**The exercise:** Examine the material below. Gather every line in which the string "this" appears.
## BEGIN Material
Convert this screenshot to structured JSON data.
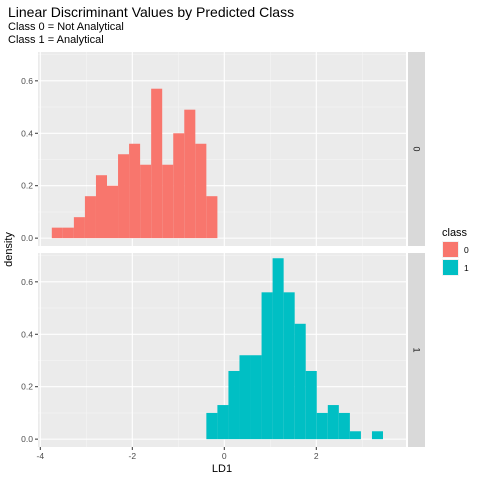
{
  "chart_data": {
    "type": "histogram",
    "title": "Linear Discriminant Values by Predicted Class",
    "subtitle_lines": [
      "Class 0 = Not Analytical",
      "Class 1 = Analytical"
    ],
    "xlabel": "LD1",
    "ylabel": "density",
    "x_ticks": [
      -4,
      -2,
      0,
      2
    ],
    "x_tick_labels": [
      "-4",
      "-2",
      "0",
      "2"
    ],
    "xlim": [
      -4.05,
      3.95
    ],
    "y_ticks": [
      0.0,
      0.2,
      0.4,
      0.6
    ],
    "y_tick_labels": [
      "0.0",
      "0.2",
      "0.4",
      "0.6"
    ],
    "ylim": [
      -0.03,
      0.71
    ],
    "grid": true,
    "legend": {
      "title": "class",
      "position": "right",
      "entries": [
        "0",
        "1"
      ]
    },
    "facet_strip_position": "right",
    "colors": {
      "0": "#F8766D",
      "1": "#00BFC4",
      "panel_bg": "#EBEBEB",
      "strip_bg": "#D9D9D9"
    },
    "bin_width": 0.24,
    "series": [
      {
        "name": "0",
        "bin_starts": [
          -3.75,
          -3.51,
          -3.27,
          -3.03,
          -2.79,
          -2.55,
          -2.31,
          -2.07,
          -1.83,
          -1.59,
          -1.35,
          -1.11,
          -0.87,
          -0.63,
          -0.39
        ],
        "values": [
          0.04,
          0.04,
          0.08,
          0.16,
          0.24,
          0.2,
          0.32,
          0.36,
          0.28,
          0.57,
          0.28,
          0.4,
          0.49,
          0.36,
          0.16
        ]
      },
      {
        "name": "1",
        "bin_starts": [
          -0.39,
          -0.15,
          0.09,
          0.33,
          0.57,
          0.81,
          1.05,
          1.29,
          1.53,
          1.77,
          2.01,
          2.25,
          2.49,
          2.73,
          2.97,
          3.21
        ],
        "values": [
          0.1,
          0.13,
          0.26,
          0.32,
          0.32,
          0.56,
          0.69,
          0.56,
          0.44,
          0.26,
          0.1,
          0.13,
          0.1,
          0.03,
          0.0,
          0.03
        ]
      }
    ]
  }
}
## END Material
## BEGIN Material
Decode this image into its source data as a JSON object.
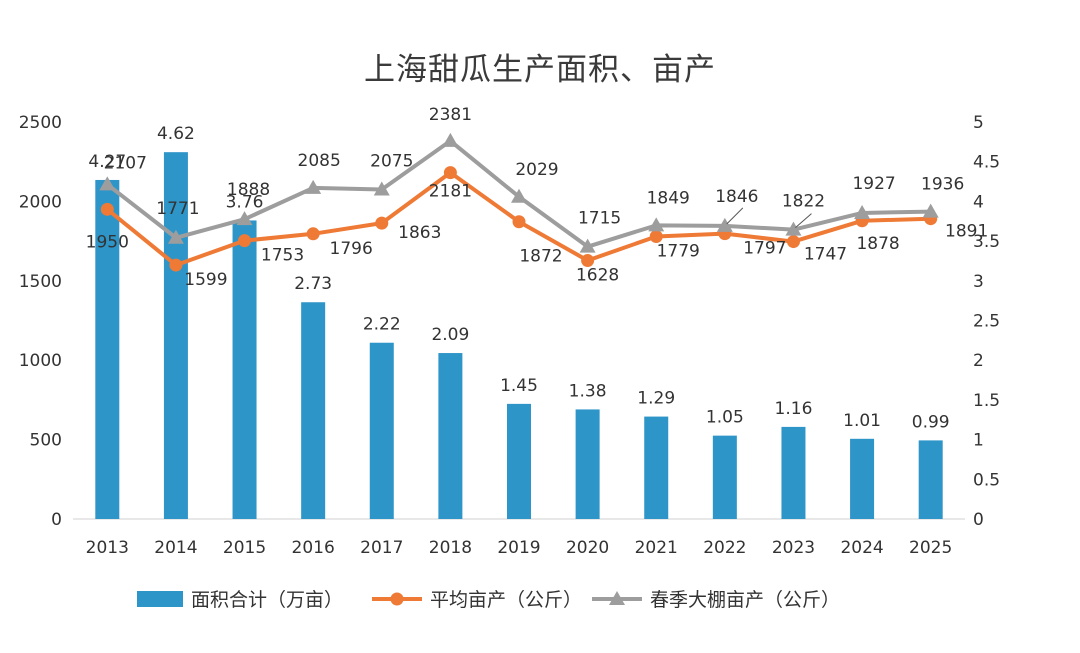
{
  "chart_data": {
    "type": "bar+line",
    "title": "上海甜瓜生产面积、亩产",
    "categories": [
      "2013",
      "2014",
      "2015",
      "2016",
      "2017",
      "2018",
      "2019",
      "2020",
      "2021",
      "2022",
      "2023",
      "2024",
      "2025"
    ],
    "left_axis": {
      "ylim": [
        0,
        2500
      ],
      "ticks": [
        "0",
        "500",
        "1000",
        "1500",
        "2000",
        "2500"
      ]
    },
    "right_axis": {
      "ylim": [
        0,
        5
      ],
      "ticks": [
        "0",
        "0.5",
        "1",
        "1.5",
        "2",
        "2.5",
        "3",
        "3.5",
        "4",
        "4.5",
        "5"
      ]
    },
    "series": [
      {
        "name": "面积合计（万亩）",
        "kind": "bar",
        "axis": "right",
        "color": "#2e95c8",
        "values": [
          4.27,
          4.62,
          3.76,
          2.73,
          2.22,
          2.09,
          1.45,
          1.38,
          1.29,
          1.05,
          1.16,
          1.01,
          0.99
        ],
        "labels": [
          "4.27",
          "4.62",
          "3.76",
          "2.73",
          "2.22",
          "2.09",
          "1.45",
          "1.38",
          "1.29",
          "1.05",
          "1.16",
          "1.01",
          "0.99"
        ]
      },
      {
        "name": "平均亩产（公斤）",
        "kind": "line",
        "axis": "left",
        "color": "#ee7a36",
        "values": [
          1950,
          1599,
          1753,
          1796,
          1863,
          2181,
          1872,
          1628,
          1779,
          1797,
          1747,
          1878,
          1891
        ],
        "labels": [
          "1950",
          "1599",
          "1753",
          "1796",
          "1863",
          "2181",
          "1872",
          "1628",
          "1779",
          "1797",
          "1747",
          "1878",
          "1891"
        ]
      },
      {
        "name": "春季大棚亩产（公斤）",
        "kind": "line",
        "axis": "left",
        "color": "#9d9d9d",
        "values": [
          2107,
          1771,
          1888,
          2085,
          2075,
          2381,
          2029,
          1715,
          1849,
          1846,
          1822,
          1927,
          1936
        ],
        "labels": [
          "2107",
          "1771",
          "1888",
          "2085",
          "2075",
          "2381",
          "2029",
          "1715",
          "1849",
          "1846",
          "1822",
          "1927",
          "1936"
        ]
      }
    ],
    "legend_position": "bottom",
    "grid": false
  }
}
## END Material
**Answer to the problem:**
Convert this screenshot to structured JSON data.
Decode this image into its source data as a JSON object.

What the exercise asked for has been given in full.